* Start Given records *

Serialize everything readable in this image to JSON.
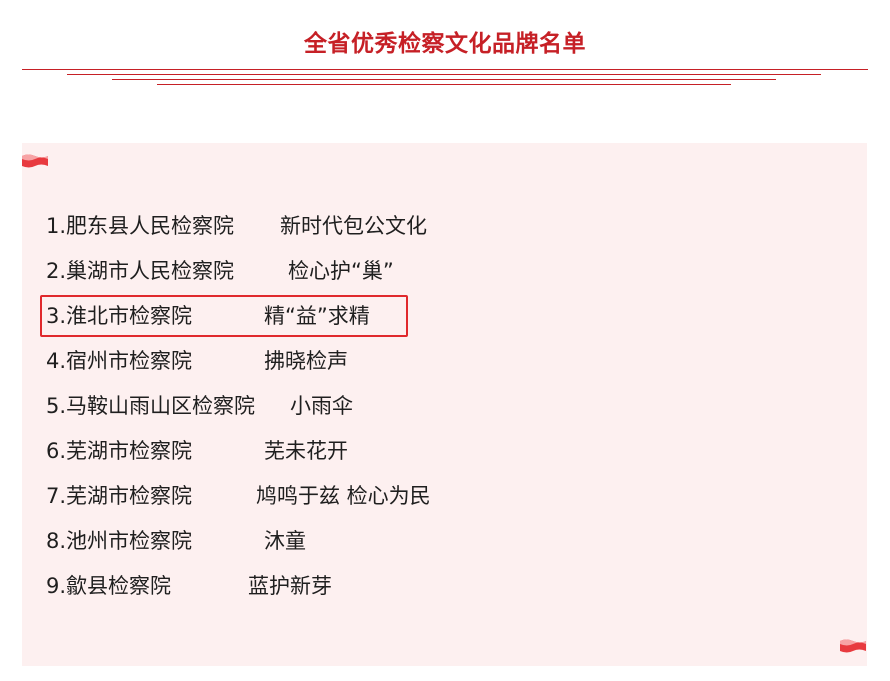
{
  "title": "全省优秀检察文化品牌名单",
  "colors": {
    "accent": "#c62026",
    "panel_background": "#fdf0f0",
    "highlight_border": "#e0282c"
  },
  "list": [
    {
      "org": "1.肥东县人民检察院",
      "brand": "新时代包公文化"
    },
    {
      "org": "2.巢湖市人民检察院",
      "brand": "检心护“巢”"
    },
    {
      "org": "3.淮北市检察院",
      "brand": "精“益”求精"
    },
    {
      "org": "4.宿州市检察院",
      "brand": "拂晓检声"
    },
    {
      "org": "5.马鞍山雨山区检察院",
      "brand": "小雨伞"
    },
    {
      "org": "6.芜湖市检察院",
      "brand": "芜未花开"
    },
    {
      "org": "7.芜湖市检察院",
      "brand": "鸠鸣于兹 检心为民"
    },
    {
      "org": "8.池州市检察院",
      "brand": "沐童"
    },
    {
      "org": "9.歙县检察院",
      "brand": "蓝护新芽"
    }
  ]
}
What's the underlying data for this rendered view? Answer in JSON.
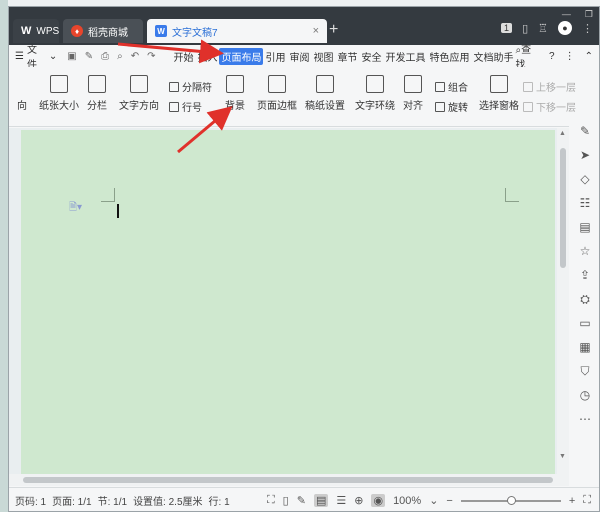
{
  "tabs": [
    {
      "label": "WPS",
      "icon": "wps-logo-icon"
    },
    {
      "label": "稻壳商城",
      "icon": "daoke-flame-icon"
    },
    {
      "label": "文字文稿7",
      "icon": "document-icon",
      "close": "×"
    }
  ],
  "new_tab": "+",
  "badge_count": "1",
  "menu": {
    "file": "文件",
    "items": [
      "开始",
      "插入",
      "页面布局",
      "引用",
      "审阅",
      "视图",
      "章节",
      "安全",
      "开发工具",
      "特色应用",
      "文档助手"
    ],
    "active": "页面布局",
    "search": "查找",
    "help": "?"
  },
  "ribbon": {
    "orientation_partial": "向",
    "paper_size": "纸张大小",
    "columns": "分栏",
    "text_direction": "文字方向",
    "separator": "分隔符",
    "line_number": "行号",
    "background": "背景",
    "page_border": "页面边框",
    "manuscript": "稿纸设置",
    "text_wrap": "文字环绕",
    "align": "对齐",
    "group": "组合",
    "rotate": "旋转",
    "selection_pane": "选择窗格",
    "bring_forward": "上移一层",
    "send_backward": "下移一层"
  },
  "status": {
    "page_num": "页码: 1",
    "pages": "页面: 1/1",
    "section": "节: 1/1",
    "setting": "设置值: 2.5厘米",
    "row": "行: 1",
    "zoom": "100%",
    "zoom_fraction": 0.5
  },
  "colors": {
    "page_background": "#cfe8cf",
    "active_menu": "#3a7bea",
    "arrow": "#e0312b"
  }
}
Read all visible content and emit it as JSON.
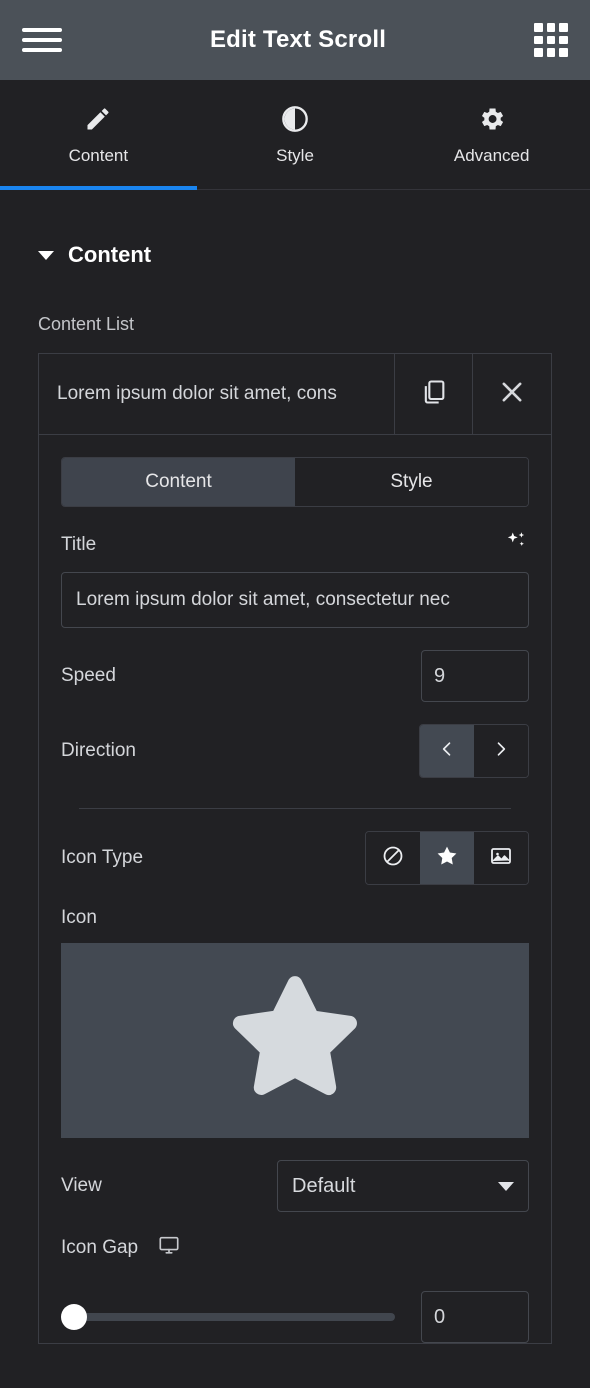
{
  "topbar": {
    "menu_icon": "hamburger-menu-icon",
    "title": "Edit Text Scroll",
    "apps_icon": "apps-grid-icon"
  },
  "main_tabs": [
    {
      "label": "Content",
      "icon": "pencil-icon",
      "active": true
    },
    {
      "label": "Style",
      "icon": "contrast-half-circle-icon",
      "active": false
    },
    {
      "label": "Advanced",
      "icon": "gear-icon",
      "active": false
    }
  ],
  "accent_color": "#1a85f0",
  "section": {
    "title": "Content",
    "collapsed": false
  },
  "content_list": {
    "label": "Content List",
    "items": [
      {
        "title_preview": "Lorem ipsum dolor sit amet, cons",
        "duplicate_icon": "copy-icon",
        "remove_icon": "close-icon"
      }
    ]
  },
  "item_editor": {
    "tabs": [
      {
        "label": "Content",
        "active": true
      },
      {
        "label": "Style",
        "active": false
      }
    ],
    "title": {
      "label": "Title",
      "ai_icon": "ai-sparkles-icon",
      "value": "Lorem ipsum dolor sit amet, consectetur nec"
    },
    "speed": {
      "label": "Speed",
      "value": "9"
    },
    "direction": {
      "label": "Direction",
      "options": [
        {
          "icon": "chevron-left-icon",
          "active": true
        },
        {
          "icon": "chevron-right-icon",
          "active": false
        }
      ]
    },
    "icon_type": {
      "label": "Icon Type",
      "options": [
        {
          "icon": "none-ban-icon",
          "active": false
        },
        {
          "icon": "star-icon",
          "active": true
        },
        {
          "icon": "image-icon",
          "active": false
        }
      ]
    },
    "icon": {
      "label": "Icon",
      "preview_icon": "star-icon"
    },
    "view": {
      "label": "View",
      "value": "Default",
      "caret_icon": "chevron-down-icon"
    },
    "icon_gap": {
      "label": "Icon Gap",
      "device_icon": "desktop-monitor-icon",
      "value": "0",
      "slider_percent": 0
    }
  }
}
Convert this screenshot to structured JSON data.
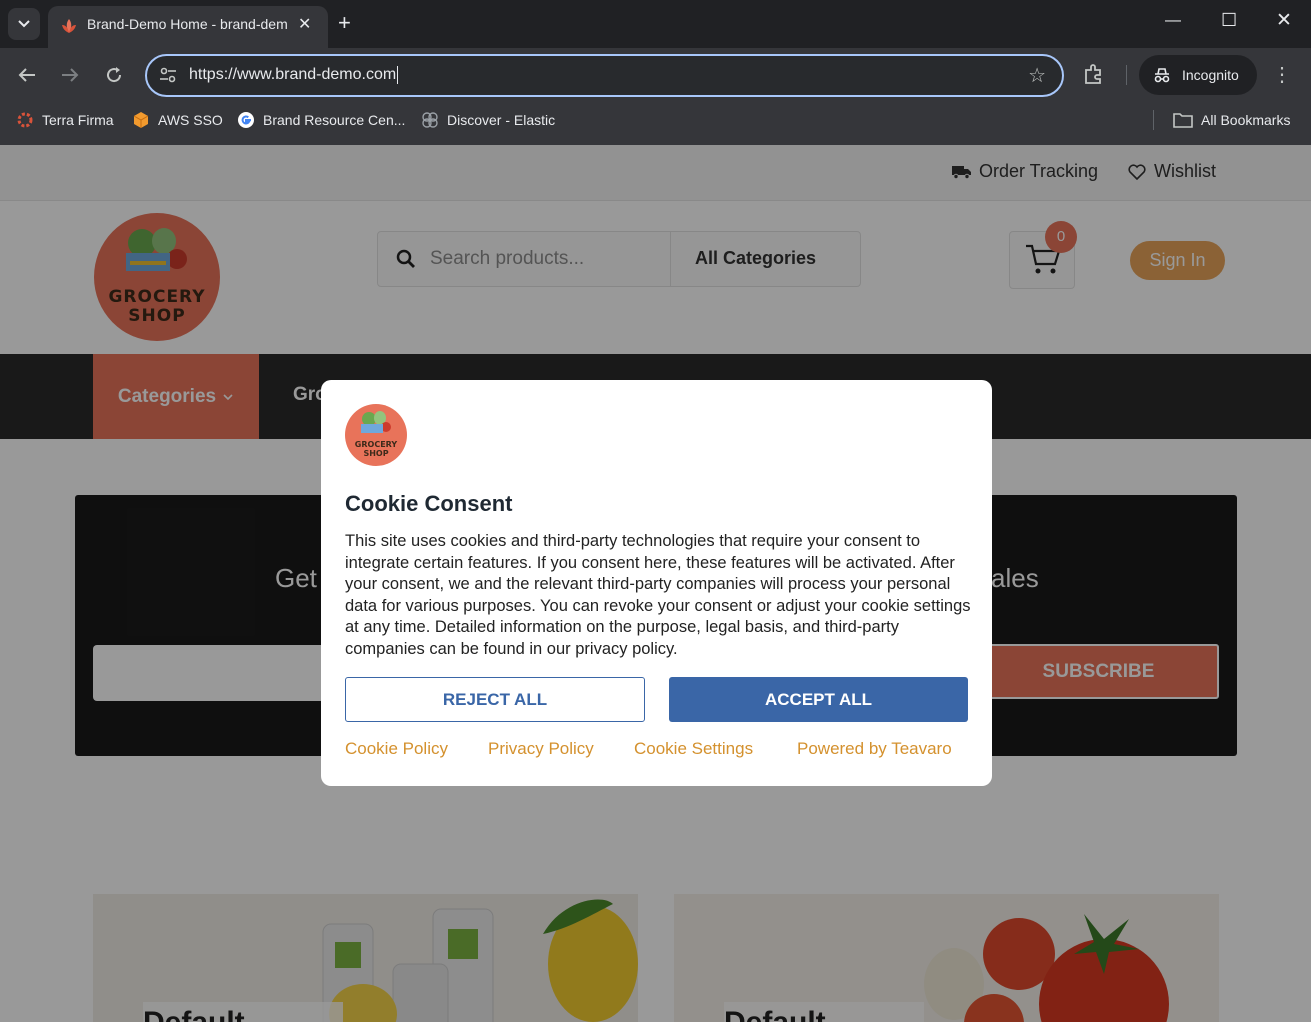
{
  "browser": {
    "tab_title": "Brand-Demo Home - brand-demo",
    "url": "https://www.brand-demo.com",
    "incognito_label": "Incognito",
    "bookmarks": [
      "Terra Firma",
      "AWS SSO",
      "Brand Resource Cen...",
      "Discover - Elastic"
    ],
    "all_bookmarks": "All Bookmarks"
  },
  "site": {
    "topbar": {
      "order_tracking": "Order Tracking",
      "wishlist": "Wishlist"
    },
    "logo_line1": "GROCERY",
    "logo_line2": "SHOP",
    "search_placeholder": "Search products...",
    "category_select": "All Categories",
    "cart_count": "0",
    "sign_in": "Sign In",
    "nav": {
      "categories": "Categories",
      "item2": "Gro"
    },
    "newsletter": {
      "title_left": "Get",
      "title_right": "ales",
      "button": "SUBSCRIBE"
    },
    "cards": [
      "Default",
      "Default"
    ]
  },
  "cookie": {
    "logo_line1": "GROCERY",
    "logo_line2": "SHOP",
    "title": "Cookie Consent",
    "body": "This site uses cookies and third-party technologies that require your consent to integrate certain features. If you consent here, these features will be activated. After your consent, we and the relevant third-party companies will process your personal data for various purposes. You can revoke your consent or adjust your cookie settings at any time. Detailed information on the purpose, legal basis, and third-party companies can be found in our privacy policy.",
    "reject": "REJECT ALL",
    "accept": "ACCEPT ALL",
    "links": {
      "cookie_policy": "Cookie Policy",
      "privacy_policy": "Privacy Policy",
      "cookie_settings": "Cookie Settings",
      "powered_by": "Powered by Teavaro"
    }
  },
  "colors": {
    "brand": "#e8735a",
    "accent_blue": "#3a66a7",
    "link": "#d4912e"
  }
}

* End Given records *

Filter the entries and copy out every line with the word "ipsum".

Expected answer>
        "title_preview": "Lorem ipsum dolor sit amet, cons",
      "value": "Lorem ipsum dolor sit amet, consectetur nec"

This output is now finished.